# Start of STORED ROWS
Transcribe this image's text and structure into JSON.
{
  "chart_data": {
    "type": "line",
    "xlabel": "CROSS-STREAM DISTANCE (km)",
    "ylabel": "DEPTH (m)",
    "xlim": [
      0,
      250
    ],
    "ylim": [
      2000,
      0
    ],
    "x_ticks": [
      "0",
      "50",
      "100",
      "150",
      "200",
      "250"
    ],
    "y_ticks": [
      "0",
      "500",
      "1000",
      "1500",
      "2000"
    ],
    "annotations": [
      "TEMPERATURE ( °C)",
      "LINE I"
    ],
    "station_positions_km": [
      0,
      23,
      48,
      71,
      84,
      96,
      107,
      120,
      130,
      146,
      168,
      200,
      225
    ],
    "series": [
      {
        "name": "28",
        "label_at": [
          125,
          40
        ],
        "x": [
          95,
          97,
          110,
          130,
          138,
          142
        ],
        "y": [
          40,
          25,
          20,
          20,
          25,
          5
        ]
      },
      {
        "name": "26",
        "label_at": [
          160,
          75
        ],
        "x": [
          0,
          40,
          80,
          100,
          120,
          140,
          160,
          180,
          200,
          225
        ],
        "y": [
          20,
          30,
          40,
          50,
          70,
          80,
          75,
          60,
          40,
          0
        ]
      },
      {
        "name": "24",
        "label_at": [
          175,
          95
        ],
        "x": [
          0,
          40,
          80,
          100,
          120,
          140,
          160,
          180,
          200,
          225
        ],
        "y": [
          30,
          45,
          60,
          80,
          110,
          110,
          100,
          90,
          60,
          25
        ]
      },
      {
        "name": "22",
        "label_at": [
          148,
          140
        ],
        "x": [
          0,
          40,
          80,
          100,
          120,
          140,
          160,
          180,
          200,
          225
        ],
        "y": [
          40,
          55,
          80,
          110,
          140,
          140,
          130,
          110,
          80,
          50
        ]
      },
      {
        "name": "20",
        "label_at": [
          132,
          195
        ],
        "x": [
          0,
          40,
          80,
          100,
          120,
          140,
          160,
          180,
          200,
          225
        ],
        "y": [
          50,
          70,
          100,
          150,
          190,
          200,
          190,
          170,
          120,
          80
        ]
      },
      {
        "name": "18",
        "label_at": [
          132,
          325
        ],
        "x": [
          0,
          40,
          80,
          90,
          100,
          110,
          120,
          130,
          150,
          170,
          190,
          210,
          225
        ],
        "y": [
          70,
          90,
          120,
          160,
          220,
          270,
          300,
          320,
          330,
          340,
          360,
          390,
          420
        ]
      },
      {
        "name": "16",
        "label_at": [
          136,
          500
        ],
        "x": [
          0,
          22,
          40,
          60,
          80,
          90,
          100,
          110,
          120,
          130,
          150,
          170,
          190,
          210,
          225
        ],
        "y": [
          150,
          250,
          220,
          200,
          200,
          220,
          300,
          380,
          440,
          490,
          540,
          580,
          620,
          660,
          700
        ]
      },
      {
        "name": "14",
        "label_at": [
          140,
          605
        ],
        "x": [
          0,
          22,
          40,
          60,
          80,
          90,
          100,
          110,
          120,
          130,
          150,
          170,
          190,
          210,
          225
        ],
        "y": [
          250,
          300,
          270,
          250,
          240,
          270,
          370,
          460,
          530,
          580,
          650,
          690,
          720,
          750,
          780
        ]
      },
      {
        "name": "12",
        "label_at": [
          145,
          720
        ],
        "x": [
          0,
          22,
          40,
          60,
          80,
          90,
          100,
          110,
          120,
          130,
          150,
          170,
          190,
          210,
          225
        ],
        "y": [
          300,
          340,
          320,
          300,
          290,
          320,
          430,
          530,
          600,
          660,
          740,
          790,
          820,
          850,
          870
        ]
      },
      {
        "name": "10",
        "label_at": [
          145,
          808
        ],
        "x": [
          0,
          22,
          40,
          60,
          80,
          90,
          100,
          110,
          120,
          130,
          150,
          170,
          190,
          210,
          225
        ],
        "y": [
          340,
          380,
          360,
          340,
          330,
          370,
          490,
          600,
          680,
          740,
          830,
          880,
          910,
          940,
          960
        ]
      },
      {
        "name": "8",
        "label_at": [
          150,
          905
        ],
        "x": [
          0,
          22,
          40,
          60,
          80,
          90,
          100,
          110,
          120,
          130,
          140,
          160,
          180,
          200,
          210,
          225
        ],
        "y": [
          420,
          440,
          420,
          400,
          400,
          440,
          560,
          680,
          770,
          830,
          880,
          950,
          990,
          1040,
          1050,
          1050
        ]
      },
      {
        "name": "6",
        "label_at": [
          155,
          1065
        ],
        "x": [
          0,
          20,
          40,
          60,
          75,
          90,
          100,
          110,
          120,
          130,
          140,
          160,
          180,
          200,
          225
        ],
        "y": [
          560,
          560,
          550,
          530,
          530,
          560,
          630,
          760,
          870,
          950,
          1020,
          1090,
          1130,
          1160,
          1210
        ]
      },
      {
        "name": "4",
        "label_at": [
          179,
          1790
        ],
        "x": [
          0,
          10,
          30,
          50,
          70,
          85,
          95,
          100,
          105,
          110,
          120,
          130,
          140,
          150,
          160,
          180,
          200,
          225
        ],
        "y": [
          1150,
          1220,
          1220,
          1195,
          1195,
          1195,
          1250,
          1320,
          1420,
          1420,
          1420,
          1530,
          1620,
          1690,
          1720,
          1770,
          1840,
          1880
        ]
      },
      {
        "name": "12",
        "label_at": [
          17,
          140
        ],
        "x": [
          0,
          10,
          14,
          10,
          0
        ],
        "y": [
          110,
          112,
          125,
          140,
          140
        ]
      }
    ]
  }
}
# End of STORED ROWS
THE TASK: Above are the records; copy all of them exactly.

RESULT OF THIS EXERCISE:
Transcribe this image's text and structure into JSON.
{
  "chart_data": {
    "type": "line",
    "xlabel": "CROSS-STREAM DISTANCE (km)",
    "ylabel": "DEPTH (m)",
    "xlim": [
      0,
      250
    ],
    "ylim": [
      2000,
      0
    ],
    "x_ticks": [
      "0",
      "50",
      "100",
      "150",
      "200",
      "250"
    ],
    "y_ticks": [
      "0",
      "500",
      "1000",
      "1500",
      "2000"
    ],
    "annotations": [
      "TEMPERATURE ( °C)",
      "LINE I"
    ],
    "station_positions_km": [
      0,
      23,
      48,
      71,
      84,
      96,
      107,
      120,
      130,
      146,
      168,
      200,
      225
    ],
    "series": [
      {
        "name": "28",
        "label_at": [
          125,
          40
        ],
        "x": [
          95,
          97,
          110,
          130,
          138,
          142
        ],
        "y": [
          40,
          25,
          20,
          20,
          25,
          5
        ]
      },
      {
        "name": "26",
        "label_at": [
          160,
          75
        ],
        "x": [
          0,
          40,
          80,
          100,
          120,
          140,
          160,
          180,
          200,
          225
        ],
        "y": [
          20,
          30,
          40,
          50,
          70,
          80,
          75,
          60,
          40,
          0
        ]
      },
      {
        "name": "24",
        "label_at": [
          175,
          95
        ],
        "x": [
          0,
          40,
          80,
          100,
          120,
          140,
          160,
          180,
          200,
          225
        ],
        "y": [
          30,
          45,
          60,
          80,
          110,
          110,
          100,
          90,
          60,
          25
        ]
      },
      {
        "name": "22",
        "label_at": [
          148,
          140
        ],
        "x": [
          0,
          40,
          80,
          100,
          120,
          140,
          160,
          180,
          200,
          225
        ],
        "y": [
          40,
          55,
          80,
          110,
          140,
          140,
          130,
          110,
          80,
          50
        ]
      },
      {
        "name": "20",
        "label_at": [
          132,
          195
        ],
        "x": [
          0,
          40,
          80,
          100,
          120,
          140,
          160,
          180,
          200,
          225
        ],
        "y": [
          50,
          70,
          100,
          150,
          190,
          200,
          190,
          170,
          120,
          80
        ]
      },
      {
        "name": "18",
        "label_at": [
          132,
          325
        ],
        "x": [
          0,
          40,
          80,
          90,
          100,
          110,
          120,
          130,
          150,
          170,
          190,
          210,
          225
        ],
        "y": [
          70,
          90,
          120,
          160,
          220,
          270,
          300,
          320,
          330,
          340,
          360,
          390,
          420
        ]
      },
      {
        "name": "16",
        "label_at": [
          136,
          500
        ],
        "x": [
          0,
          22,
          40,
          60,
          80,
          90,
          100,
          110,
          120,
          130,
          150,
          170,
          190,
          210,
          225
        ],
        "y": [
          150,
          250,
          220,
          200,
          200,
          220,
          300,
          380,
          440,
          490,
          540,
          580,
          620,
          660,
          700
        ]
      },
      {
        "name": "14",
        "label_at": [
          140,
          605
        ],
        "x": [
          0,
          22,
          40,
          60,
          80,
          90,
          100,
          110,
          120,
          130,
          150,
          170,
          190,
          210,
          225
        ],
        "y": [
          250,
          300,
          270,
          250,
          240,
          270,
          370,
          460,
          530,
          580,
          650,
          690,
          720,
          750,
          780
        ]
      },
      {
        "name": "12",
        "label_at": [
          145,
          720
        ],
        "x": [
          0,
          22,
          40,
          60,
          80,
          90,
          100,
          110,
          120,
          130,
          150,
          170,
          190,
          210,
          225
        ],
        "y": [
          300,
          340,
          320,
          300,
          290,
          320,
          430,
          530,
          600,
          660,
          740,
          790,
          820,
          850,
          870
        ]
      },
      {
        "name": "10",
        "label_at": [
          145,
          808
        ],
        "x": [
          0,
          22,
          40,
          60,
          80,
          90,
          100,
          110,
          120,
          130,
          150,
          170,
          190,
          210,
          225
        ],
        "y": [
          340,
          380,
          360,
          340,
          330,
          370,
          490,
          600,
          680,
          740,
          830,
          880,
          910,
          940,
          960
        ]
      },
      {
        "name": "8",
        "label_at": [
          150,
          905
        ],
        "x": [
          0,
          22,
          40,
          60,
          80,
          90,
          100,
          110,
          120,
          130,
          140,
          160,
          180,
          200,
          210,
          225
        ],
        "y": [
          420,
          440,
          420,
          400,
          400,
          440,
          560,
          680,
          770,
          830,
          880,
          950,
          990,
          1040,
          1050,
          1050
        ]
      },
      {
        "name": "6",
        "label_at": [
          155,
          1065
        ],
        "x": [
          0,
          20,
          40,
          60,
          75,
          90,
          100,
          110,
          120,
          130,
          140,
          160,
          180,
          200,
          225
        ],
        "y": [
          560,
          560,
          550,
          530,
          530,
          560,
          630,
          760,
          870,
          950,
          1020,
          1090,
          1130,
          1160,
          1210
        ]
      },
      {
        "name": "4",
        "label_at": [
          179,
          1790
        ],
        "x": [
          0,
          10,
          30,
          50,
          70,
          85,
          95,
          100,
          105,
          110,
          120,
          130,
          140,
          150,
          160,
          180,
          200,
          225
        ],
        "y": [
          1150,
          1220,
          1220,
          1195,
          1195,
          1195,
          1250,
          1320,
          1420,
          1420,
          1420,
          1530,
          1620,
          1690,
          1720,
          1770,
          1840,
          1880
        ]
      },
      {
        "name": "12",
        "label_at": [
          17,
          140
        ],
        "x": [
          0,
          10,
          14,
          10,
          0
        ],
        "y": [
          110,
          112,
          125,
          140,
          140
        ]
      }
    ]
  }
}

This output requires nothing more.